PROVIDED DATA:
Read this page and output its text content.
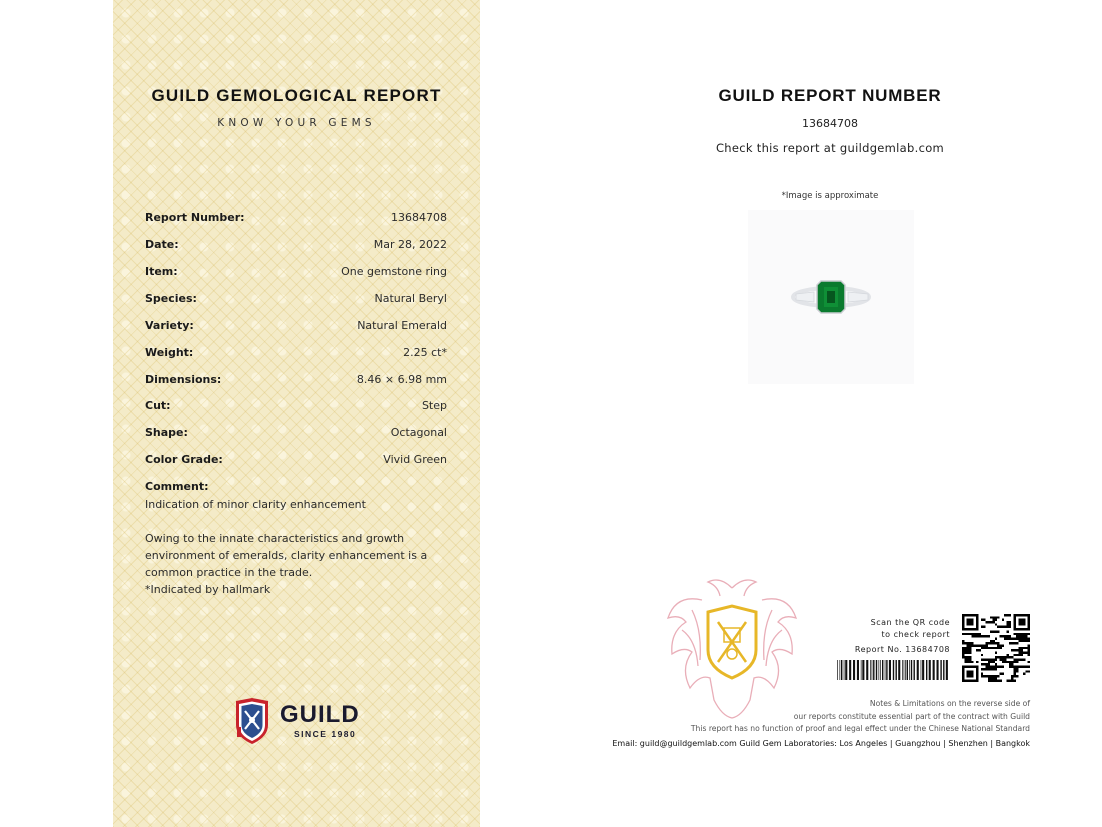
GUILD GEMOLOGICAL REPORT
KNOW YOUR GEMS
Report Number:	13684708
Date:	Mar 28, 2022
Item:	One gemstone ring
Species:	Natural Beryl
Variety:	Natural Emerald
Weight:	2.25 ct*
Dimensions:	8.46 × 6.98 mm
Cut:	Step
Shape:	Octagonal
Color Grade:	Vivid Green
Comment:
Indication of minor clarity enhancement
Owing to the innate characteristics and growth
environment of emeralds, clarity enhancement is a
common practice in the trade.
*Indicated by hallmark
GUILD
SINCE 1980
GUILD REPORT NUMBER
13684708
Check this report at guildgemlab.com
*Image is approximate
Scan the QR code
to check report
Report No. 13684708
Notes & Limitations on the reverse side of
our reports constitute essential part of the contract with Guild
This report has no function of proof and legal effect under the Chinese National Standard
Email: guild@guildgemlab.com Guild Gem Laboratories: Los Angeles | Guangzhou | Shenzhen | Bangkok
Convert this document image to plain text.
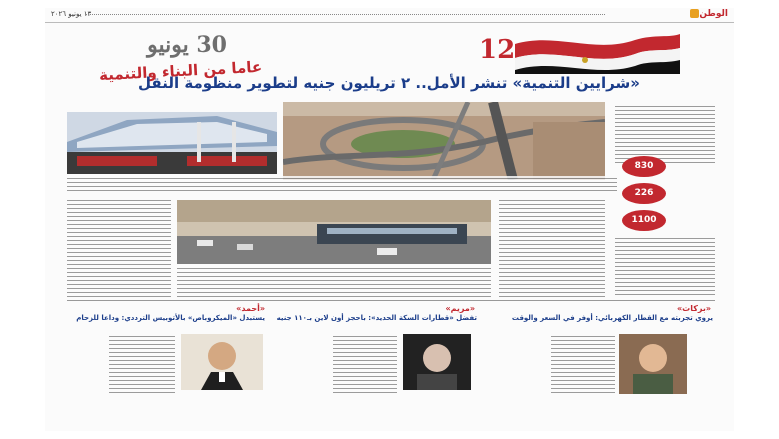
١٣ يونيو ٢٠٢٦	الوطن
30 يونيو
عاما من البناء والتنمية
12
«شرايين التنمية» تنشر الأمل.. ٢ تريليون جنيه لتطوير منظومة النقل
830
226
1100
«بركات»
يروي تجربته مع القطار الكهربائي: أوفر في السعر والوقت
«مريم»
تفضل «قطارات السكة الحديد»: باحجز أون لاين بـ١١٠ جنيه
«أحمد»
يستبدل «الميكروباص» بالأتوبيس الترددي: وداعا للزحام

GIVEN TASK: All records should be output exactly, with the pictures left out.

TASK SOLUTION:
Read this page and output its text content.
GUILD GEMOLOGICAL REPORT
KNOW YOUR GEMS
Report Number:	13684708
Date:	Mar 28, 2022
Item:	One gemstone ring
Species:	Natural Beryl
Variety:	Natural Emerald
Weight:	2.25 ct*
Dimensions:	8.46 × 6.98 mm
Cut:	Step
Shape:	Octagonal
Color Grade:	Vivid Green
Comment:
Indication of minor clarity enhancement
Owing to the innate characteristics and growth
environment of emeralds, clarity enhancement is a
common practice in the trade.
*Indicated by hallmark
GUILD
SINCE 1980
GUILD REPORT NUMBER
13684708
Check this report at guildgemlab.com
*Image is approximate
Scan the QR code
to check report
Report No. 13684708
Notes & Limitations on the reverse side of
our reports constitute essential part of the contract with Guild
This report has no function of proof and legal effect under the Chinese National Standard
Email: guild@guildgemlab.com Guild Gem Laboratories: Los Angeles | Guangzhou | Shenzhen | Bangkok
Convert this document image to plain text.
١٣ يونيو ٢٠٢٦	الوطن
30 يونيو
عاما من البناء والتنمية
12
«شرايين التنمية» تنشر الأمل.. ٢ تريليون جنيه لتطوير منظومة النقل
830
226
1100
«بركات»
يروي تجربته مع القطار الكهربائي: أوفر في السعر والوقت
«مريم»
تفضل «قطارات السكة الحديد»: باحجز أون لاين بـ١١٠ جنيه
«أحمد»
يستبدل «الميكروباص» بالأتوبيس الترددي: وداعا للزحام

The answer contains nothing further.